● **Prompt**:
Could you restate every line of the data word for word?

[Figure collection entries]
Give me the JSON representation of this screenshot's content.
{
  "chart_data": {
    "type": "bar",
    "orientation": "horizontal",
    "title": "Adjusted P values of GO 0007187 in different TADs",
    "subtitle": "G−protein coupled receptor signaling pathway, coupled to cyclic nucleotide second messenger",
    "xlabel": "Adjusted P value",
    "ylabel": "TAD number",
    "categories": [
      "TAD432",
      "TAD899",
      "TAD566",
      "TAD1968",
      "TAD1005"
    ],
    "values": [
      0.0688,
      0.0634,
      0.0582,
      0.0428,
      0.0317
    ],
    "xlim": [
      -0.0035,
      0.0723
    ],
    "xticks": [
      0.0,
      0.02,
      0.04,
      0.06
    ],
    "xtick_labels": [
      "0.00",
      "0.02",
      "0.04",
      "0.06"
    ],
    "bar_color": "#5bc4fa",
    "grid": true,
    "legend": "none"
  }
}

● **Expected output**:
Give me the JSON representation of this screenshot's content.
{
  "chart_data": {
    "type": "bar",
    "orientation": "horizontal",
    "title": "Adjusted P values of GO 0007187 in different TADs",
    "subtitle": "G−protein coupled receptor signaling pathway, coupled to cyclic nucleotide second messenger",
    "xlabel": "Adjusted P value",
    "ylabel": "TAD number",
    "categories": [
      "TAD432",
      "TAD899",
      "TAD566",
      "TAD1968",
      "TAD1005"
    ],
    "values": [
      0.0688,
      0.0634,
      0.0582,
      0.0428,
      0.0317
    ],
    "xlim": [
      -0.0035,
      0.0723
    ],
    "xticks": [
      0.0,
      0.02,
      0.04,
      0.06
    ],
    "xtick_labels": [
      "0.00",
      "0.02",
      "0.04",
      "0.06"
    ],
    "bar_color": "#5bc4fa",
    "grid": true,
    "legend": "none"
  }
}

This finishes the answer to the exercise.